## Work to do
Sift the listing for lines that hold the string "structured" and pull them out.

## Information given
=-=-=-=-=

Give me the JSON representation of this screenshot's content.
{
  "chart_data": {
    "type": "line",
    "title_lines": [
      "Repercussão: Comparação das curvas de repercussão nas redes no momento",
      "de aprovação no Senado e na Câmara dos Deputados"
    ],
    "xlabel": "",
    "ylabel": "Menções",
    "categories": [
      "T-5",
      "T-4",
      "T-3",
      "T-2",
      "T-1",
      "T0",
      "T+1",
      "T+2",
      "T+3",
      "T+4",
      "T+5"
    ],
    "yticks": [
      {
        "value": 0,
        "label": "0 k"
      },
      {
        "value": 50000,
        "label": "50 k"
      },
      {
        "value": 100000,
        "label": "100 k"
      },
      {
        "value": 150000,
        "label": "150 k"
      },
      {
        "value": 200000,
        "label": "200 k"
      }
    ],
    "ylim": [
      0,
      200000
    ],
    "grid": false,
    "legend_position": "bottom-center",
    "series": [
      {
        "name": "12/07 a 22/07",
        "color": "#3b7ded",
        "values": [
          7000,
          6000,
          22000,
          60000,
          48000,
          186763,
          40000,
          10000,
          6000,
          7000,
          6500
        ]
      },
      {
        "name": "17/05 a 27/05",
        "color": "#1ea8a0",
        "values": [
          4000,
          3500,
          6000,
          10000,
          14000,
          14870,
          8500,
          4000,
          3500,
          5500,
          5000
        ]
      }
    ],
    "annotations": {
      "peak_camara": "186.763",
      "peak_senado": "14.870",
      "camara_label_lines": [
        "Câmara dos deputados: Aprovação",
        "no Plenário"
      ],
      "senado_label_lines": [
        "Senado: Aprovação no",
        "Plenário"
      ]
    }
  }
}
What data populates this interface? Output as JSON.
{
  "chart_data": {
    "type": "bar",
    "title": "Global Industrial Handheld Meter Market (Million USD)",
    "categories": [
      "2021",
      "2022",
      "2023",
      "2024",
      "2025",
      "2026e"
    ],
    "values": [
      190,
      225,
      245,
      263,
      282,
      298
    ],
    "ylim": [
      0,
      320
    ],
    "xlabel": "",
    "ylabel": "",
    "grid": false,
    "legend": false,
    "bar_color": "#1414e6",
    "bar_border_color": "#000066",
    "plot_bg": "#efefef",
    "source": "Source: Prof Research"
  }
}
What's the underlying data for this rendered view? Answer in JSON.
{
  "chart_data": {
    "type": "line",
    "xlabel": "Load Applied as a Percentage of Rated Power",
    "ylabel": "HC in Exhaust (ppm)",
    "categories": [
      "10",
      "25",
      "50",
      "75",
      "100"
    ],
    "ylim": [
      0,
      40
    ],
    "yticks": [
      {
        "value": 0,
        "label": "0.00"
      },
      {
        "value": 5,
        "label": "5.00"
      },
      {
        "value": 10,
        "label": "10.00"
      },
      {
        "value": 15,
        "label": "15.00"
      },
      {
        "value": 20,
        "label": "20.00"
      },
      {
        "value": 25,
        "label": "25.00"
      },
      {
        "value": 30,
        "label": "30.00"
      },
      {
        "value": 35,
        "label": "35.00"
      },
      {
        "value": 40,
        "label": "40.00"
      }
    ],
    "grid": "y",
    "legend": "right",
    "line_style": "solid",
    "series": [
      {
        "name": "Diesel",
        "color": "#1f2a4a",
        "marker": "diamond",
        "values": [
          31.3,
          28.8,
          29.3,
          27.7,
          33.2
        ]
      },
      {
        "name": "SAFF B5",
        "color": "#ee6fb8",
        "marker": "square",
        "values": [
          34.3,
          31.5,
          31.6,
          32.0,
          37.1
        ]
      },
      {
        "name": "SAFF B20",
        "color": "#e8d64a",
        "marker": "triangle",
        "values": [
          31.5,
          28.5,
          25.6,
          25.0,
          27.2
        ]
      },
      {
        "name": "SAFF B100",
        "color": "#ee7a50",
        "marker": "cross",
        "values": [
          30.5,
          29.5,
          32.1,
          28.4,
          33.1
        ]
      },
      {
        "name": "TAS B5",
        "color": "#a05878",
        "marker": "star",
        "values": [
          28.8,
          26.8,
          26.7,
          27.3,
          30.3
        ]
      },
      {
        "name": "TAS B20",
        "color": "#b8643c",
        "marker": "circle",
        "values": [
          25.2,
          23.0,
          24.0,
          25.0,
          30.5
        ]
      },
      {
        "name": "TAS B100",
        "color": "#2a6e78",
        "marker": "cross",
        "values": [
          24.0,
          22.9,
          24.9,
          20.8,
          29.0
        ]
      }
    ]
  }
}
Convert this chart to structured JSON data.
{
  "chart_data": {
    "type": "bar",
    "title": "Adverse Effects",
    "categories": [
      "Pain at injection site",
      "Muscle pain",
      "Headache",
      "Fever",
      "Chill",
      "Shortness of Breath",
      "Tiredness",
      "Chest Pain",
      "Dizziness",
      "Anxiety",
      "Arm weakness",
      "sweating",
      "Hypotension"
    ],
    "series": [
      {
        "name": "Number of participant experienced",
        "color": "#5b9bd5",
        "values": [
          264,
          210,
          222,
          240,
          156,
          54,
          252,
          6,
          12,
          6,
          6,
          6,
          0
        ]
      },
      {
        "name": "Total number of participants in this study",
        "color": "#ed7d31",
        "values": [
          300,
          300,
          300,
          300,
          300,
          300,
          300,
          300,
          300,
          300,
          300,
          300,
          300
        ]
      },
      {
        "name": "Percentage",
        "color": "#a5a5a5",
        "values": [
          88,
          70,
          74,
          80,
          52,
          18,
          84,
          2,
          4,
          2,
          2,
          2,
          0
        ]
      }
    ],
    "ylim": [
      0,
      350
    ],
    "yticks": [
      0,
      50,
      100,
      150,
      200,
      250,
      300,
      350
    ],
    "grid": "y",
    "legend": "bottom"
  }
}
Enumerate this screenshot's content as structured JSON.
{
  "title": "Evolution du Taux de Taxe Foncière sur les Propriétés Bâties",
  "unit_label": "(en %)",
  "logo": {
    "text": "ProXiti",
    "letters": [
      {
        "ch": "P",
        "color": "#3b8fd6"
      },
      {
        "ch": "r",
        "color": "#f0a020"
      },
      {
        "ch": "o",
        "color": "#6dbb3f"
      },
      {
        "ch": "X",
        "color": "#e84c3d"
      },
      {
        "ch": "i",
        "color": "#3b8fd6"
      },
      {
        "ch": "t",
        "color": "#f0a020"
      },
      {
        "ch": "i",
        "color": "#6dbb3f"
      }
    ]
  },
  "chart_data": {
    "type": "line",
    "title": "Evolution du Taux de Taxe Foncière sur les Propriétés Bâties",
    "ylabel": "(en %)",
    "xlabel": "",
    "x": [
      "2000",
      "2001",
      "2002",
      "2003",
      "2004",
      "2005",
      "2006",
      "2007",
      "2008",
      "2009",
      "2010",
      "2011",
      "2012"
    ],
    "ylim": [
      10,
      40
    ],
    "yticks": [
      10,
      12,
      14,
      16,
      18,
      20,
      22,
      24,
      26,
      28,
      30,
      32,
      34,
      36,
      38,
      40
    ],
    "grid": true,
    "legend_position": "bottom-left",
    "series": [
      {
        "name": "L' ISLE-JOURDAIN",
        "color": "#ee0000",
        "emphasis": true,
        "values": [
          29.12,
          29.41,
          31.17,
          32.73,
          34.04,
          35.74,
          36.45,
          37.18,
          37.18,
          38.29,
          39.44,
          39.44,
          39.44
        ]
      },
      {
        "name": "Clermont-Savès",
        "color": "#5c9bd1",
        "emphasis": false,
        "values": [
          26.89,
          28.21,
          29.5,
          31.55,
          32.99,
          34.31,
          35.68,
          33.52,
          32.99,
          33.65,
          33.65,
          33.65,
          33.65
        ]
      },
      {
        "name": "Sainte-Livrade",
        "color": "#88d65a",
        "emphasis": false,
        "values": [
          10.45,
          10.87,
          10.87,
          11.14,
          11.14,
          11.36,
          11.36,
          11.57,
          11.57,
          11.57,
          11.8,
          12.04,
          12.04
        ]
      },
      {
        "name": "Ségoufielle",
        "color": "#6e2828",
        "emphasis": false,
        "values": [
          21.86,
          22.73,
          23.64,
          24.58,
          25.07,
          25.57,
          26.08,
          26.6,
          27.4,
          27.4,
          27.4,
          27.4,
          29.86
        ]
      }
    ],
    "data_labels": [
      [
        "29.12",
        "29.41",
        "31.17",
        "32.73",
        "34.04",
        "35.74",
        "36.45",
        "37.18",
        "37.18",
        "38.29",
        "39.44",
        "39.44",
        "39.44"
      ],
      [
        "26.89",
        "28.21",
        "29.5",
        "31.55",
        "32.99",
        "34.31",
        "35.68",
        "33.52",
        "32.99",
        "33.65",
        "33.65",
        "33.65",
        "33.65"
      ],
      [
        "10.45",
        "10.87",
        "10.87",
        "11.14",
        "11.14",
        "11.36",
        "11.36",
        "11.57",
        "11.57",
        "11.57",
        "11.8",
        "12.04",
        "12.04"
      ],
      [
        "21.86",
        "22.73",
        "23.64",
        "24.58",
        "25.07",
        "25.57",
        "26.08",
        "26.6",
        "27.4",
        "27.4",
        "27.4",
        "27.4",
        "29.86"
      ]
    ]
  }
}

=-=-=-=-=

## Finished task
Convert this chart to structured JSON data.
Enumerate this screenshot's content as structured JSON.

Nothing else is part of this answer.